Saved entries
▼▼▼
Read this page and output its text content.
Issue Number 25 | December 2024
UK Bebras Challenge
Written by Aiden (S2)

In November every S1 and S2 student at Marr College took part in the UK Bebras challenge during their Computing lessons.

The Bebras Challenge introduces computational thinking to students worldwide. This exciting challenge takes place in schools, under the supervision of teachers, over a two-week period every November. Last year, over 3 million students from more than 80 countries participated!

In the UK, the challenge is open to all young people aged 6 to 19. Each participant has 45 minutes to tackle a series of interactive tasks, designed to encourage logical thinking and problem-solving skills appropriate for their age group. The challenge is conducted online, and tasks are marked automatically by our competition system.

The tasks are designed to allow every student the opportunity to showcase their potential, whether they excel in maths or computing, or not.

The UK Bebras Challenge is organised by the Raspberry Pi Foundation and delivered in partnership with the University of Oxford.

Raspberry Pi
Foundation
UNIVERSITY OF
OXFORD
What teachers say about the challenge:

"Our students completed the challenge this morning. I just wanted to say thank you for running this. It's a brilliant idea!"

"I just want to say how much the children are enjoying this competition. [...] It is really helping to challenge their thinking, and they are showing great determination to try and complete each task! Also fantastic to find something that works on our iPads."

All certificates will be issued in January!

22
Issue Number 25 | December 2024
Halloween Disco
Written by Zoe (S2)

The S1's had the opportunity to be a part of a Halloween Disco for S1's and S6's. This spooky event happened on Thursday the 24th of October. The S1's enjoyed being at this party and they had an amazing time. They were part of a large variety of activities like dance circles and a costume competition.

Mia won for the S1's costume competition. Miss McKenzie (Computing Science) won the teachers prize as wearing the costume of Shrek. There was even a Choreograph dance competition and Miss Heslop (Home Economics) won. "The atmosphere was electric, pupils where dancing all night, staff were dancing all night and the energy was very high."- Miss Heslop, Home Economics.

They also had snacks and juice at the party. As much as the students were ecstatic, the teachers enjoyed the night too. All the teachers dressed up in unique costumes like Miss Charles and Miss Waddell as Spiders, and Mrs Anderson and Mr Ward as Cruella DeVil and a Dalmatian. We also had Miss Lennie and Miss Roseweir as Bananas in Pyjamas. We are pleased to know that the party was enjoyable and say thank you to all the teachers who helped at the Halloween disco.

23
▲▲▲
▼▼▼
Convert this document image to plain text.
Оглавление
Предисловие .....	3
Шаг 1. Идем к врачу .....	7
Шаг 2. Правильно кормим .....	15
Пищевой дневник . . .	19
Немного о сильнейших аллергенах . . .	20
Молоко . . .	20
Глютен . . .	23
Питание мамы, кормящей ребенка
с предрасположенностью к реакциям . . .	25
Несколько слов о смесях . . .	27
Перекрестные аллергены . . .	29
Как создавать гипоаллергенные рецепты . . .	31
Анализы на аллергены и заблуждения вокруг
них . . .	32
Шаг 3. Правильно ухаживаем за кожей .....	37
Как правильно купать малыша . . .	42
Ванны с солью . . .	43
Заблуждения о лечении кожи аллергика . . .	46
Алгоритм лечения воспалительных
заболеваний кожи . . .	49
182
▲▲▲
▼▼▼
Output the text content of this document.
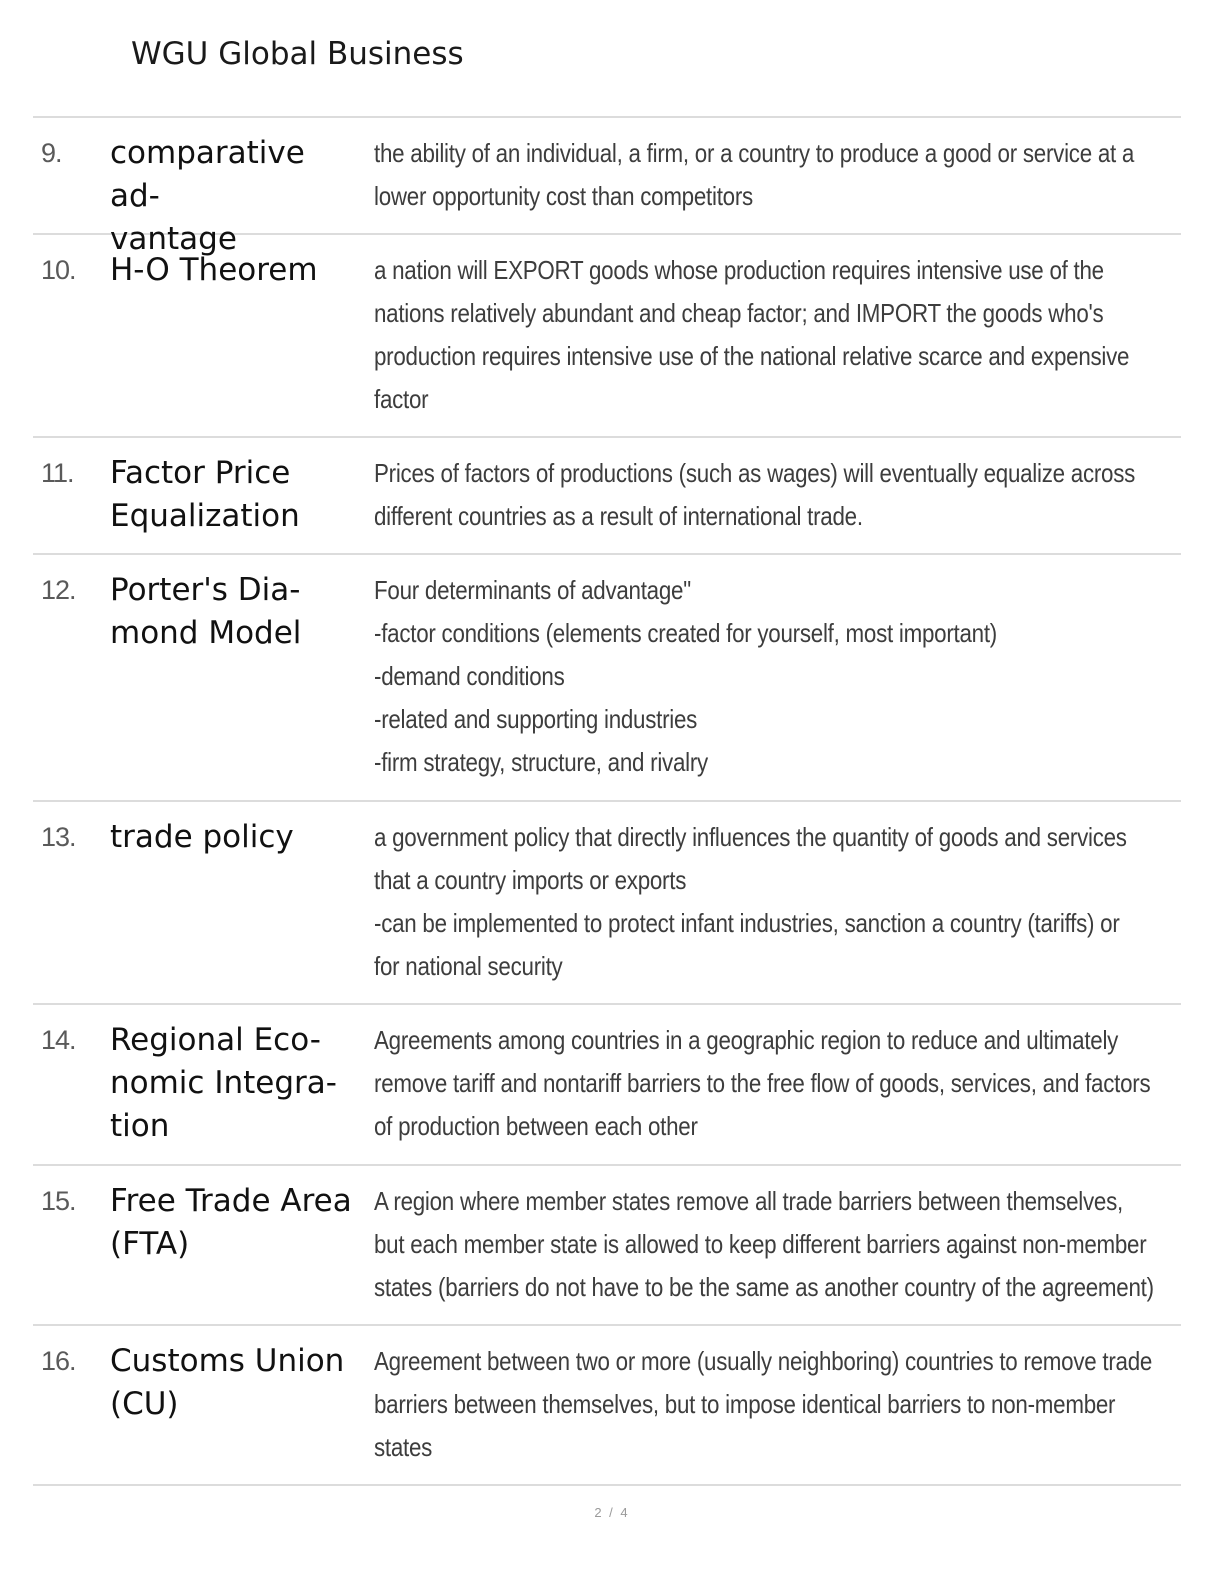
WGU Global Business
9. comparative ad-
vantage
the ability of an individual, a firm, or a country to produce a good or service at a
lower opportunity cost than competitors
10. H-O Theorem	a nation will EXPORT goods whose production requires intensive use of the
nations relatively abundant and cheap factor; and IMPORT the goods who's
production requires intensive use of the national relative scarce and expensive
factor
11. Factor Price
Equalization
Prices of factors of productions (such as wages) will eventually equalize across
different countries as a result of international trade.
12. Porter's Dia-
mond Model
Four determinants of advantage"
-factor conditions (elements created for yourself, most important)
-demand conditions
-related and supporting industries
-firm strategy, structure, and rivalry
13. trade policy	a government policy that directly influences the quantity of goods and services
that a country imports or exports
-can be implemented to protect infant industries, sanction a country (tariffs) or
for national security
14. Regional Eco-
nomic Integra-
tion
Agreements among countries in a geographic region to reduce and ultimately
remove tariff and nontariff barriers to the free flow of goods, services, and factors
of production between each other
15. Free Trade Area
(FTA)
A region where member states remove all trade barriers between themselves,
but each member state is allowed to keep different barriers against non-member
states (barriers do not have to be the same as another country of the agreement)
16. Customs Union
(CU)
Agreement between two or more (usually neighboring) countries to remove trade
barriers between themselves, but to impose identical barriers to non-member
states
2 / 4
▲▲▲
Look through the data above. Copy every line with the string "аллергены" in it.

= OUTPUT BELOW =
Перекрестные аллергены . . .	29
Анализы на аллергены и заблуждения вокруг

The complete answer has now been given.